Collected data entries
** start **

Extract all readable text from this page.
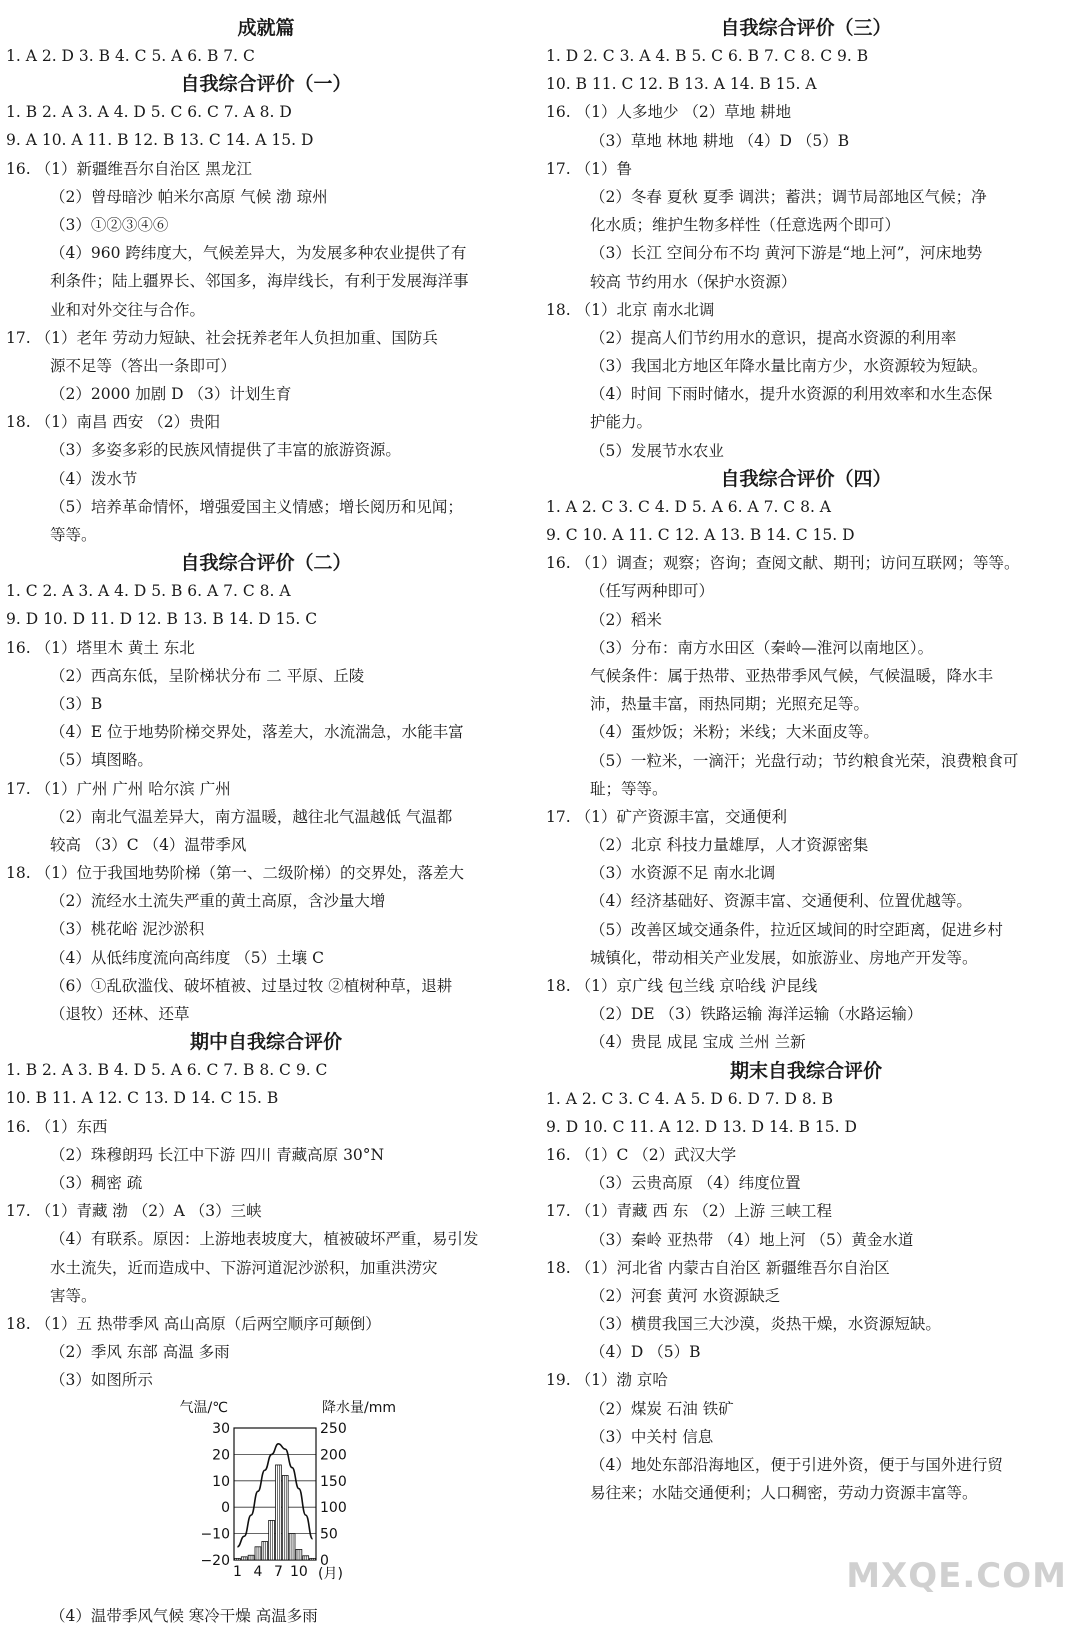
成就篇
1. A 2. D 3. B 4. C 5. A 6. B 7. C
自我综合评价（一）
1. B 2. A 3. A 4. D 5. C 6. C 7. A 8. D
9. A 10. A 11. B 12. B 13. C 14. A 15. D
16. （1）新疆维吾尔自治区 黑龙江
（2）曾母暗沙 帕米尔高原 气候 渤 琼州
（3）①②③④⑥
（4）960 跨纬度大，气候差异大，为发展多种农业提供了有
利条件；陆上疆界长、邻国多，海岸线长，有利于发展海洋事
业和对外交往与合作。
17. （1）老年 劳动力短缺、社会抚养老年人负担加重、国防兵
源不足等（答出一条即可）
（2）2000 加剧 D （3）计划生育
18. （1）南昌 西安 （2）贵阳
（3）多姿多彩的民族风情提供了丰富的旅游资源。
（4）泼水节
（5）培养革命情怀，增强爱国主义情感；增长阅历和见闻；
等等。
自我综合评价（二）
1. C 2. A 3. A 4. D 5. B 6. A 7. C 8. A
9. D 10. D 11. D 12. B 13. B 14. D 15. C
16. （1）塔里木 黄土 东北
（2）西高东低，呈阶梯状分布 二 平原、丘陵
（3）B
（4）E 位于地势阶梯交界处，落差大，水流湍急，水能丰富
（5）填图略。
17. （1）广州 广州 哈尔滨 广州
（2）南北气温差异大，南方温暖，越往北气温越低 气温都
较高 （3）C （4）温带季风
18. （1）位于我国地势阶梯（第一、二级阶梯）的交界处，落差大
（2）流经水土流失严重的黄土高原，含沙量大增
（3）桃花峪 泥沙淤积
（4）从低纬度流向高纬度 （5）土壤 C
（6）①乱砍滥伐、破坏植被、过垦过牧 ②植树种草，退耕
（退牧）还林、还草
期中自我综合评价
1. B 2. A 3. B 4. D 5. A 6. C 7. B 8. C 9. C
10. B 11. A 12. C 13. D 14. C 15. B
16. （1）东西
（2）珠穆朗玛 长江中下游 四川 青藏高原 30°N
（3）稠密 疏
17. （1）青藏 渤 （2）A （3）三峡
（4）有联系。原因：上游地表坡度大，植被破坏严重，易引发
水土流失，近而造成中、下游河道泥沙淤积，加重洪涝灾
害等。
18. （1）五 热带季风 高山高原（后两空顺序可颠倒）
（2）季风 东部 高温 多雨
（3）如图所示
气温/℃	降水量/mm
30
20
10
0
−10
−20
250
200
150
100
50
0
1 4 7 10 (月)
（4）温带季风气候 寒冷干燥 高温多雨
自我综合评价（三）
1. D 2. C 3. A 4. B 5. C 6. B 7. C 8. C 9. B
10. B 11. C 12. B 13. A 14. B 15. A
16. （1）人多地少 （2）草地 耕地
（3）草地 林地 耕地 （4）D （5）B
17. （1）鲁
（2）冬春 夏秋 夏季 调洪；蓄洪；调节局部地区气候；净
化水质；维护生物多样性（任意选两个即可）
（3）长江 空间分布不均 黄河下游是“地上河”，河床地势
较高 节约用水（保护水资源）
18. （1）北京 南水北调
（2）提高人们节约用水的意识，提高水资源的利用率
（3）我国北方地区年降水量比南方少，水资源较为短缺。
（4）时间 下雨时储水，提升水资源的利用效率和水生态保
护能力。
（5）发展节水农业
自我综合评价（四）
1. A 2. C 3. C 4. D 5. A 6. A 7. C 8. A
9. C 10. A 11. C 12. A 13. B 14. C 15. D
16. （1）调查；观察；咨询；查阅文献、期刊；访问互联网；等等。
（任写两种即可）
（2）稻米
（3）分布：南方水田区（秦岭—淮河以南地区）。
气候条件：属于热带、亚热带季风气候，气候温暖，降水丰
沛，热量丰富，雨热同期；光照充足等。
（4）蛋炒饭；米粉；米线；大米面皮等。
（5）一粒米，一滴汗；光盘行动；节约粮食光荣，浪费粮食可
耻；等等。
17. （1）矿产资源丰富，交通便利
（2）北京 科技力量雄厚，人才资源密集
（3）水资源不足 南水北调
（4）经济基础好、资源丰富、交通便利、位置优越等。
（5）改善区域交通条件，拉近区域间的时空距离，促进乡村
城镇化，带动相关产业发展，如旅游业、房地产开发等。
18. （1）京广线 包兰线 京哈线 沪昆线
（2）DE （3）铁路运输 海洋运输（水路运输）
（4）贵昆 成昆 宝成 兰州 兰新
期末自我综合评价
1. A 2. C 3. C 4. A 5. D 6. D 7. D 8. B
9. D 10. C 11. A 12. D 13. D 14. B 15. D
16. （1）C （2）武汉大学
（3）云贵高原 （4）纬度位置
17. （1）青藏 西 东 （2）上游 三峡工程
（3）秦岭 亚热带 （4）地上河 （5）黄金水道
18. （1）河北省 内蒙古自治区 新疆维吾尔自治区
（2）河套 黄河 水资源缺乏
（3）横贯我国三大沙漠，炎热干燥，水资源短缺。
（4）D （5）B
19. （1）渤 京哈
（2）煤炭 石油 铁矿
（3）中关村 信息
（4）地处东部沿海地区，便于引进外资，便于与国外进行贸
易往来；水陆交通便利；人口稠密，劳动力资源丰富等。
MXQE.COM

** end **

_INSTRUCTIONS FOR THE TASK_
Give an exact copy of the material, leaving out every picture.

_PROBLEM SOLUTION_
Extract all readable text from this page.
成就篇
1. A 2. D 3. B 4. C 5. A 6. B 7. C
自我综合评价（一）
1. B 2. A 3. A 4. D 5. C 6. C 7. A 8. D
9. A 10. A 11. B 12. B 13. C 14. A 15. D
16. （1）新疆维吾尔自治区 黑龙江
（2）曾母暗沙 帕米尔高原 气候 渤 琼州
（3）①②③④⑥
（4）960 跨纬度大，气候差异大，为发展多种农业提供了有
利条件；陆上疆界长、邻国多，海岸线长，有利于发展海洋事
业和对外交往与合作。
17. （1）老年 劳动力短缺、社会抚养老年人负担加重、国防兵
源不足等（答出一条即可）
（2）2000 加剧 D （3）计划生育
18. （1）南昌 西安 （2）贵阳
（3）多姿多彩的民族风情提供了丰富的旅游资源。
（4）泼水节
（5）培养革命情怀，增强爱国主义情感；增长阅历和见闻；
等等。
自我综合评价（二）
1. C 2. A 3. A 4. D 5. B 6. A 7. C 8. A
9. D 10. D 11. D 12. B 13. B 14. D 15. C
16. （1）塔里木 黄土 东北
（2）西高东低，呈阶梯状分布 二 平原、丘陵
（3）B
（4）E 位于地势阶梯交界处，落差大，水流湍急，水能丰富
（5）填图略。
17. （1）广州 广州 哈尔滨 广州
（2）南北气温差异大，南方温暖，越往北气温越低 气温都
较高 （3）C （4）温带季风
18. （1）位于我国地势阶梯（第一、二级阶梯）的交界处，落差大
（2）流经水土流失严重的黄土高原，含沙量大增
（3）桃花峪 泥沙淤积
（4）从低纬度流向高纬度 （5）土壤 C
（6）①乱砍滥伐、破坏植被、过垦过牧 ②植树种草，退耕
（退牧）还林、还草
期中自我综合评价
1. B 2. A 3. B 4. D 5. A 6. C 7. B 8. C 9. C
10. B 11. A 12. C 13. D 14. C 15. B
16. （1）东西
（2）珠穆朗玛 长江中下游 四川 青藏高原 30°N
（3）稠密 疏
17. （1）青藏 渤 （2）A （3）三峡
（4）有联系。原因：上游地表坡度大，植被破坏严重，易引发
水土流失，近而造成中、下游河道泥沙淤积，加重洪涝灾
害等。
18. （1）五 热带季风 高山高原（后两空顺序可颠倒）
（2）季风 东部 高温 多雨
（3）如图所示
气温/℃	降水量/mm
30
20
10
0
−10
−20
250
200
150
100
50
0
1 4 7 10 (月)
（4）温带季风气候 寒冷干燥 高温多雨
自我综合评价（三）
1. D 2. C 3. A 4. B 5. C 6. B 7. C 8. C 9. B
10. B 11. C 12. B 13. A 14. B 15. A
16. （1）人多地少 （2）草地 耕地
（3）草地 林地 耕地 （4）D （5）B
17. （1）鲁
（2）冬春 夏秋 夏季 调洪；蓄洪；调节局部地区气候；净
化水质；维护生物多样性（任意选两个即可）
（3）长江 空间分布不均 黄河下游是“地上河”，河床地势
较高 节约用水（保护水资源）
18. （1）北京 南水北调
（2）提高人们节约用水的意识，提高水资源的利用率
（3）我国北方地区年降水量比南方少，水资源较为短缺。
（4）时间 下雨时储水，提升水资源的利用效率和水生态保
护能力。
（5）发展节水农业
自我综合评价（四）
1. A 2. C 3. C 4. D 5. A 6. A 7. C 8. A
9. C 10. A 11. C 12. A 13. B 14. C 15. D
16. （1）调查；观察；咨询；查阅文献、期刊；访问互联网；等等。
（任写两种即可）
（2）稻米
（3）分布：南方水田区（秦岭—淮河以南地区）。
气候条件：属于热带、亚热带季风气候，气候温暖，降水丰
沛，热量丰富，雨热同期；光照充足等。
（4）蛋炒饭；米粉；米线；大米面皮等。
（5）一粒米，一滴汗；光盘行动；节约粮食光荣，浪费粮食可
耻；等等。
17. （1）矿产资源丰富，交通便利
（2）北京 科技力量雄厚，人才资源密集
（3）水资源不足 南水北调
（4）经济基础好、资源丰富、交通便利、位置优越等。
（5）改善区域交通条件，拉近区域间的时空距离，促进乡村
城镇化，带动相关产业发展，如旅游业、房地产开发等。
18. （1）京广线 包兰线 京哈线 沪昆线
（2）DE （3）铁路运输 海洋运输（水路运输）
（4）贵昆 成昆 宝成 兰州 兰新
期末自我综合评价
1. A 2. C 3. C 4. A 5. D 6. D 7. D 8. B
9. D 10. C 11. A 12. D 13. D 14. B 15. D
16. （1）C （2）武汉大学
（3）云贵高原 （4）纬度位置
17. （1）青藏 西 东 （2）上游 三峡工程
（3）秦岭 亚热带 （4）地上河 （5）黄金水道
18. （1）河北省 内蒙古自治区 新疆维吾尔自治区
（2）河套 黄河 水资源缺乏
（3）横贯我国三大沙漠，炎热干燥，水资源短缺。
（4）D （5）B
19. （1）渤 京哈
（2）煤炭 石油 铁矿
（3）中关村 信息
（4）地处东部沿海地区，便于引进外资，便于与国外进行贸
易往来；水陆交通便利；人口稠密，劳动力资源丰富等。
MXQE.COM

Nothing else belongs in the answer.